Take the material below and retype it in full; pictures are left out.

Dataset items:
-- BEGIN --

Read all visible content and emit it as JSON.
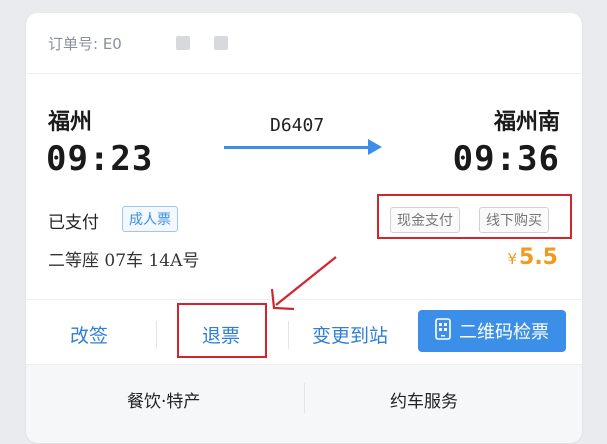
{
  "order": {
    "label": "订单号: E0"
  },
  "trip": {
    "from_station": "福州",
    "to_station": "福州南",
    "depart_time": "09:23",
    "arrive_time": "09:36",
    "train_no": "D6407"
  },
  "ticket": {
    "status": "已支付",
    "type_badge": "成人票",
    "seat": "二等座 07车 14A号",
    "payment_tags": [
      "现金支付",
      "线下购买"
    ],
    "price_symbol": "¥",
    "price_value": "5.5"
  },
  "actions": {
    "change": "改签",
    "refund": "退票",
    "change_station": "变更到站",
    "qr_check": "二维码检票"
  },
  "services": {
    "catering": "餐饮·特产",
    "car": "约车服务"
  },
  "colors": {
    "accent": "#3b8fe8",
    "annotation_red": "#d1262e",
    "price": "#f29a1f"
  }
}
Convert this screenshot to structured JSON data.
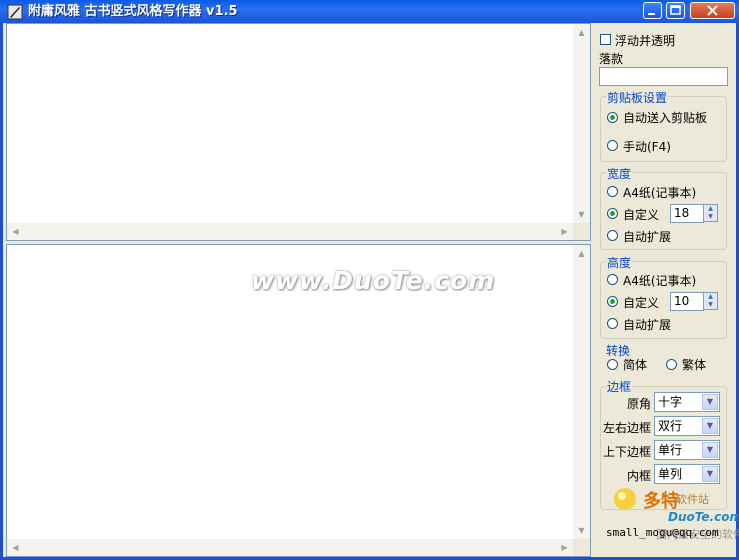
{
  "window": {
    "title": "附庸风雅 古书竖式风格写作器 v1.5"
  },
  "panel": {
    "float_transparent": "浮动并透明",
    "inscription_label": "落款",
    "inscription_value": "",
    "clipboard": {
      "title": "剪贴板设置",
      "auto": "自动送入剪贴板",
      "manual": "手动(F4)"
    },
    "width": {
      "title": "宽度",
      "a4": "A4纸(记事本)",
      "custom": "自定义",
      "custom_value": "18",
      "auto": "自动扩展"
    },
    "height": {
      "title": "高度",
      "a4": "A4纸(记事本)",
      "custom": "自定义",
      "custom_value": "10",
      "auto": "自动扩展"
    },
    "convert": {
      "title": "转换",
      "simplified": "简体",
      "traditional": "繁体"
    },
    "border": {
      "title": "边框",
      "corner_label": "原角",
      "corner_value": "十字",
      "lr_label": "左右边框",
      "lr_value": "双行",
      "tb_label": "上下边框",
      "tb_value": "单行",
      "inner_label": "内框",
      "inner_value": "单列"
    },
    "email": "small_mogu@qq.com"
  },
  "watermark": "www.DuoTe.com",
  "logo": {
    "name": "多特",
    "sub": "软件站",
    "domain": "DuoTe.com",
    "slogan": "国内最安全的软件站"
  }
}
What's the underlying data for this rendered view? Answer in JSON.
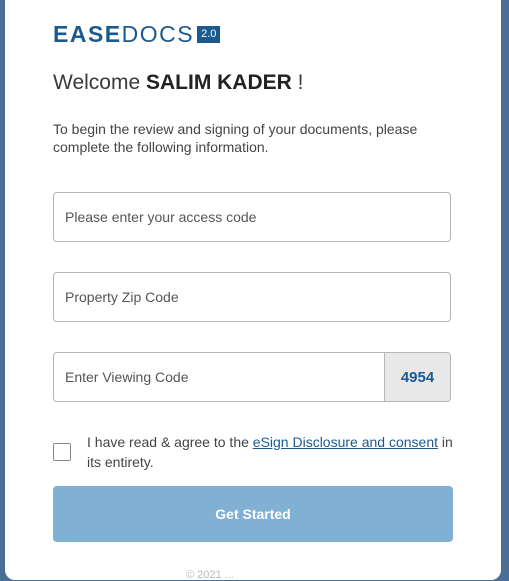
{
  "logo": {
    "ease": "EASE",
    "docs": "DOCS",
    "version": "2.0"
  },
  "welcome": {
    "prefix": "Welcome ",
    "name": "SALIM KADER",
    "suffix": " !"
  },
  "intro": "To begin the review and signing of your documents, please complete the following information.",
  "fields": {
    "access_code_placeholder": "Please enter your access code",
    "zip_placeholder": "Property Zip Code",
    "viewing_code_placeholder": "Enter Viewing Code",
    "viewing_code_value": "4954"
  },
  "consent": {
    "before": "I have read & agree to the ",
    "link": "eSign Disclosure and consent",
    "after": " in its entirety."
  },
  "button": {
    "label": "Get Started"
  },
  "footer": "© 2021 ..."
}
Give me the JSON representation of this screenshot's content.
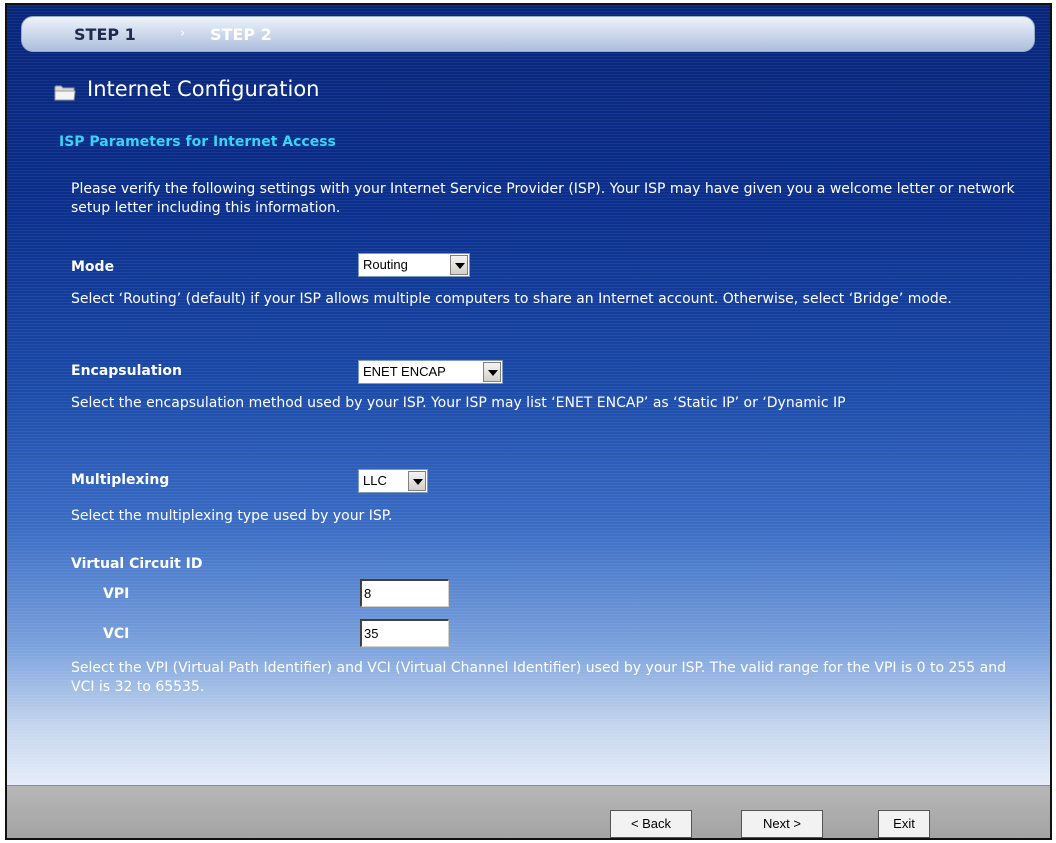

-- END --

EXPECTED OUTPUT =
Read all visible content and emit it as JSON.
{
  "order": {
    "label": "订单号: E0"
  },
  "trip": {
    "from_station": "福州",
    "to_station": "福州南",
    "depart_time": "09:23",
    "arrive_time": "09:36",
    "train_no": "D6407"
  },
  "ticket": {
    "status": "已支付",
    "type_badge": "成人票",
    "seat": "二等座 07车 14A号",
    "payment_tags": [
      "现金支付",
      "线下购买"
    ],
    "price_symbol": "¥",
    "price_value": "5.5"
  },
  "actions": {
    "change": "改签",
    "refund": "退票",
    "change_station": "变更到站",
    "qr_check": "二维码检票"
  },
  "services": {
    "catering": "餐饮·特产",
    "car": "约车服务"
  },
  "colors": {
    "accent": "#3b8fe8",
    "annotation_red": "#d1262e",
    "price": "#f29a1f"
  }
}
Convert this screenshot to structured JSON data.
{
  "window": {
    "title": "附庸风雅 古书竖式风格写作器 v1.5"
  },
  "panel": {
    "float_transparent": "浮动并透明",
    "inscription_label": "落款",
    "inscription_value": "",
    "clipboard": {
      "title": "剪贴板设置",
      "auto": "自动送入剪贴板",
      "manual": "手动(F4)"
    },
    "width": {
      "title": "宽度",
      "a4": "A4纸(记事本)",
      "custom": "自定义",
      "custom_value": "18",
      "auto": "自动扩展"
    },
    "height": {
      "title": "高度",
      "a4": "A4纸(记事本)",
      "custom": "自定义",
      "custom_value": "10",
      "auto": "自动扩展"
    },
    "convert": {
      "title": "转换",
      "simplified": "简体",
      "traditional": "繁体"
    },
    "border": {
      "title": "边框",
      "corner_label": "原角",
      "corner_value": "十字",
      "lr_label": "左右边框",
      "lr_value": "双行",
      "tb_label": "上下边框",
      "tb_value": "单行",
      "inner_label": "内框",
      "inner_value": "单列"
    },
    "email": "small_mogu@qq.com"
  },
  "watermark": "www.DuoTe.com",
  "logo": {
    "name": "多特",
    "sub": "软件站",
    "domain": "DuoTe.com",
    "slogan": "国内最安全的软件站"
  }
}
What's the underlying data for this rendered view? Answer in JSON.
{
  "logo": {
    "ease": "EASE",
    "docs": "DOCS",
    "version": "2.0"
  },
  "welcome": {
    "prefix": "Welcome ",
    "name": "SALIM KADER",
    "suffix": " !"
  },
  "intro": "To begin the review and signing of your documents, please complete the following information.",
  "fields": {
    "access_code_placeholder": "Please enter your access code",
    "zip_placeholder": "Property Zip Code",
    "viewing_code_placeholder": "Enter Viewing Code",
    "viewing_code_value": "4954"
  },
  "consent": {
    "before": "I have read & agree to the ",
    "link": "eSign Disclosure and consent",
    "after": " in its entirety."
  },
  "button": {
    "label": "Get Started"
  },
  "footer": "© 2021 ..."
}
Give me the JSON representation of this screenshot's content.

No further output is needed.